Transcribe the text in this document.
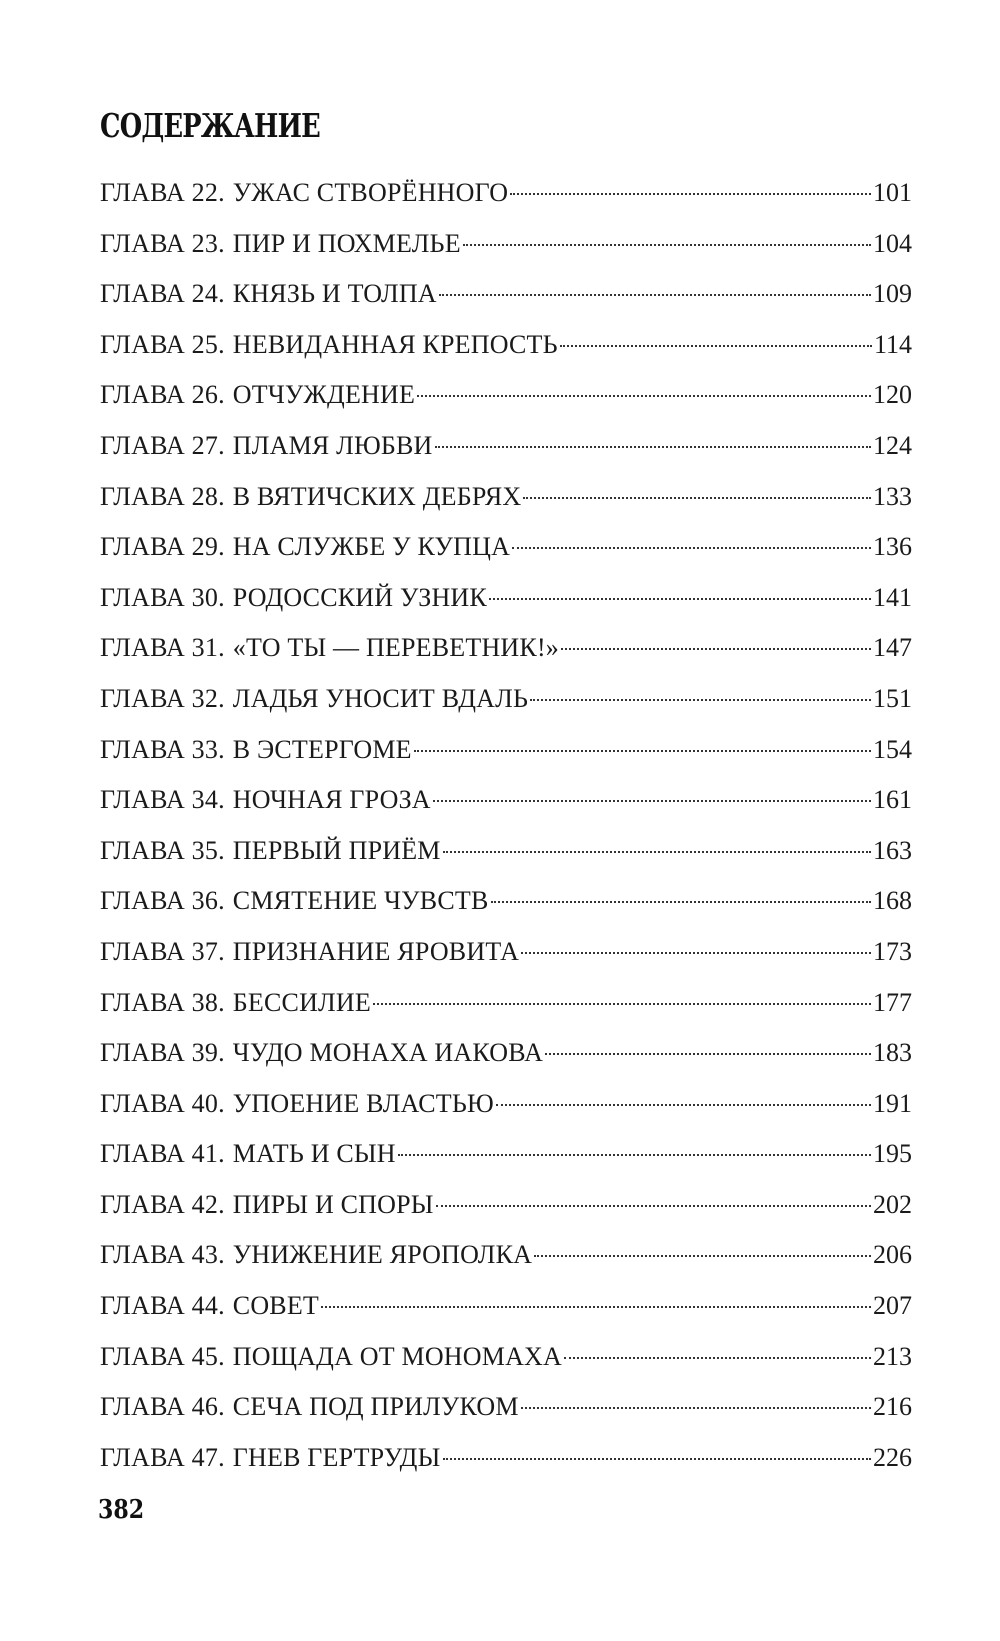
СОДЕРЖАНИЕ
ГЛАВА 22. УЖАС СТВОРЁННОГО	101
ГЛАВА 23. ПИР И ПОХМЕЛЬЕ	104
ГЛАВА 24. КНЯЗЬ И ТОЛПА	109
ГЛАВА 25. НЕВИДАННАЯ КРЕПОСТЬ	114
ГЛАВА 26. ОТЧУЖДЕНИЕ	120
ГЛАВА 27. ПЛАМЯ ЛЮБВИ	124
ГЛАВА 28. В ВЯТИЧСКИХ ДЕБРЯХ	133
ГЛАВА 29. НА СЛУЖБЕ У КУПЦА	136
ГЛАВА 30. РОДОССКИЙ УЗНИК	141
ГЛАВА 31. «ТО ТЫ — ПЕРЕВЕТНИК!»	147
ГЛАВА 32. ЛАДЬЯ УНОСИТ ВДАЛЬ	151
ГЛАВА 33. В ЭСТЕРГОМЕ	154
ГЛАВА 34. НОЧНАЯ ГРОЗА	161
ГЛАВА 35. ПЕРВЫЙ ПРИЁМ	163
ГЛАВА 36. СМЯТЕНИЕ ЧУВСТВ	168
ГЛАВА 37. ПРИЗНАНИЕ ЯРОВИТА	173
ГЛАВА 38. БЕССИЛИЕ	177
ГЛАВА 39. ЧУДО МОНАХА ИАКОВА	183
ГЛАВА 40. УПОЕНИЕ ВЛАСТЬЮ	191
ГЛАВА 41. МАТЬ И СЫН	195
ГЛАВА 42. ПИРЫ И СПОРЫ	202
ГЛАВА 43. УНИЖЕНИЕ ЯРОПОЛКА	206
ГЛАВА 44. СОВЕТ	207
ГЛАВА 45. ПОЩАДА ОТ МОНОМАХА	213
ГЛАВА 46. СЕЧА ПОД ПРИЛУКОМ	216
ГЛАВА 47. ГНЕВ ГЕРТРУДЫ	226
382
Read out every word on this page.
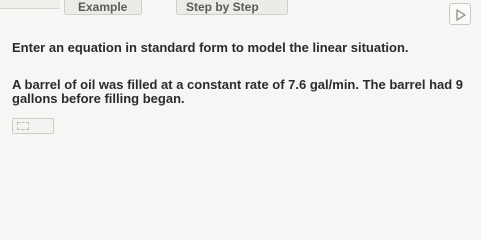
Example	Step by Step
Enter an equation in standard form to model the linear situation.
A barrel of oil was filled at a constant rate of 7.6 gal/min. The barrel had 9 gallons before filling began.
-*-
Task to complete = In the records above, find each line holding "this" and copy it.

Expected answer =
Transcribe the text in this document.
Read out every word on this page.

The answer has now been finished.